==== DOCUMENT SECTION

It also makes things harder for those of us that don't want to run Ponzi schemes: How does one break out when everyone's taking glamorous selfies in Thailand but I'm working in a dingy apartment trying to build the next big app?
It's a tough situation on all sides with no obvious solutions.
Isn't the idea of building the "next big app" itself based on the same kind of get-rich-quick mindset those schemes are exploiting?
Only except for the "nomad lifestyle" or "selling courses", etc, it's supposed to happen by coding in a dingy apartment. But it's equally unlikely, and too starry-eyed, the tech nerd version of the kind of dream the stereotypical bus-arriving Midwestern teenagers had of "becoming famous in Los Angeles".
How about merely building a business? Think small indie developer or Basecamp at best, vs Facebook and Amazon.

========
==== DATA LISTING

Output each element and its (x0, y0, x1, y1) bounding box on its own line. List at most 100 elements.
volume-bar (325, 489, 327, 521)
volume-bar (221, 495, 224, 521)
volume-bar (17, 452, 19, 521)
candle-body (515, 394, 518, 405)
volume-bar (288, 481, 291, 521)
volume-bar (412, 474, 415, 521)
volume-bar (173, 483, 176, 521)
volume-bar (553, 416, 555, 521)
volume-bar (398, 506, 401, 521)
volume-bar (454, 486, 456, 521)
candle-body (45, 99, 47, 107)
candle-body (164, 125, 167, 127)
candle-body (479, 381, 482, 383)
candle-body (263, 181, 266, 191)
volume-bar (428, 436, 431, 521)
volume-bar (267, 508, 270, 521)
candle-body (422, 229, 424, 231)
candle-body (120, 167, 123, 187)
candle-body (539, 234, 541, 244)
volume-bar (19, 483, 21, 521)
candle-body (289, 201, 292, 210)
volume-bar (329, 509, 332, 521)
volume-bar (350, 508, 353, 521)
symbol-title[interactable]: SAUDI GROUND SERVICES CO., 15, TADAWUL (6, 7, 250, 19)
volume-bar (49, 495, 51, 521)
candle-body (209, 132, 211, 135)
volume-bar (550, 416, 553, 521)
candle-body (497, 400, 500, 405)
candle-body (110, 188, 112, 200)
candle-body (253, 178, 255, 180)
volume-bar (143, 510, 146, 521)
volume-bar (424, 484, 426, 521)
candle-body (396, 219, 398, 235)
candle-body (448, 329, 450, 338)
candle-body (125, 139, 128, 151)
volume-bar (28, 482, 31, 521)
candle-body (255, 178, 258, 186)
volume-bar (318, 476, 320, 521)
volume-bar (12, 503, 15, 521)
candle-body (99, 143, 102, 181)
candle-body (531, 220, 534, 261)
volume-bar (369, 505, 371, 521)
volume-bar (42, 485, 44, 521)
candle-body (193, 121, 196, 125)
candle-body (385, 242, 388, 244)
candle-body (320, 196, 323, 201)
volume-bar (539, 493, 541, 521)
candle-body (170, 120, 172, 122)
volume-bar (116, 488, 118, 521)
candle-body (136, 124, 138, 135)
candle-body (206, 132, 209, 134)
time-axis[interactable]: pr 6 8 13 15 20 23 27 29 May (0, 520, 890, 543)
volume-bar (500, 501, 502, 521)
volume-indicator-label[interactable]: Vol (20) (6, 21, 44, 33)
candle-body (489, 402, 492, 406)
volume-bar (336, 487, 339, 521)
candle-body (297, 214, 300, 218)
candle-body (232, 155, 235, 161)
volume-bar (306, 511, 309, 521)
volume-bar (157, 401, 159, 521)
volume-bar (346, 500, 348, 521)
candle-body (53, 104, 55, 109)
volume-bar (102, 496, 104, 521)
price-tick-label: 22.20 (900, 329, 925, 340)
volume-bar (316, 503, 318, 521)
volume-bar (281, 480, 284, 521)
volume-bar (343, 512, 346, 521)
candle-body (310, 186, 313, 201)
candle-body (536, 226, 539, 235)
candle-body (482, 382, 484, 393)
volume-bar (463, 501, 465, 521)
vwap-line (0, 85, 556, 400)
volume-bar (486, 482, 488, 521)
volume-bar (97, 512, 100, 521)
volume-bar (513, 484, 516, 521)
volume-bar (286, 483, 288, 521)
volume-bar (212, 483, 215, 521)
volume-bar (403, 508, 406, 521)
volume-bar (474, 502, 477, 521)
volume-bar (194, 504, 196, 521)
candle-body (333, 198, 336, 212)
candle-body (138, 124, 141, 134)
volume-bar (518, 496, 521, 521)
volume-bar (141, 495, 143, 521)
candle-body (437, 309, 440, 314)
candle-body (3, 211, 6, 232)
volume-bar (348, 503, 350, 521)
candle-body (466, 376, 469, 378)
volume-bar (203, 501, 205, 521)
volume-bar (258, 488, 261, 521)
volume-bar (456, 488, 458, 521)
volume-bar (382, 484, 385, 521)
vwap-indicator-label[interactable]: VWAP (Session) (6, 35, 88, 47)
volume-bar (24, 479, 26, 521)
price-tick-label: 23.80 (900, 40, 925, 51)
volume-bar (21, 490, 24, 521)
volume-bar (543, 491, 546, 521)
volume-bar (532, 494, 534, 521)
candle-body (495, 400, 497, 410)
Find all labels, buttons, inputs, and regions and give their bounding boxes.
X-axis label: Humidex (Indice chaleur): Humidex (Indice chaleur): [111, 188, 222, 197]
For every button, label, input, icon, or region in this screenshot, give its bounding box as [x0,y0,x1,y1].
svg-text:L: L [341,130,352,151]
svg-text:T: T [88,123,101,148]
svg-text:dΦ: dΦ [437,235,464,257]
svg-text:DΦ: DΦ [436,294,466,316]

========

> COMPLETE THE FOLLOWING
**A.** Reproduce the part of the thread about building apps that runs from "It also makes" down to "no obvious solutions.".
**B.** Answer these questions from the thread about building apps:
(i) In what country are people taking glamorous selfies?
(ii) In what city did the stereotypical Midwestern teenagers dream of becoming famous?
(iii) Which two companies are set against a small indie developer or Basecamp?

> THE REPLIES
**A.**
It also makes things harder for those of us that don't want to run Ponzi schemes: How does one break out when everyone's taking glamorous selfies in Thailand but I'm working in a dingy apartment trying to build the next big app?
It's a tough situation on all sides with no obvious solutions.

**B.**
(i) Thailand
(ii) Los Angeles
(iii) Facebook and Amazon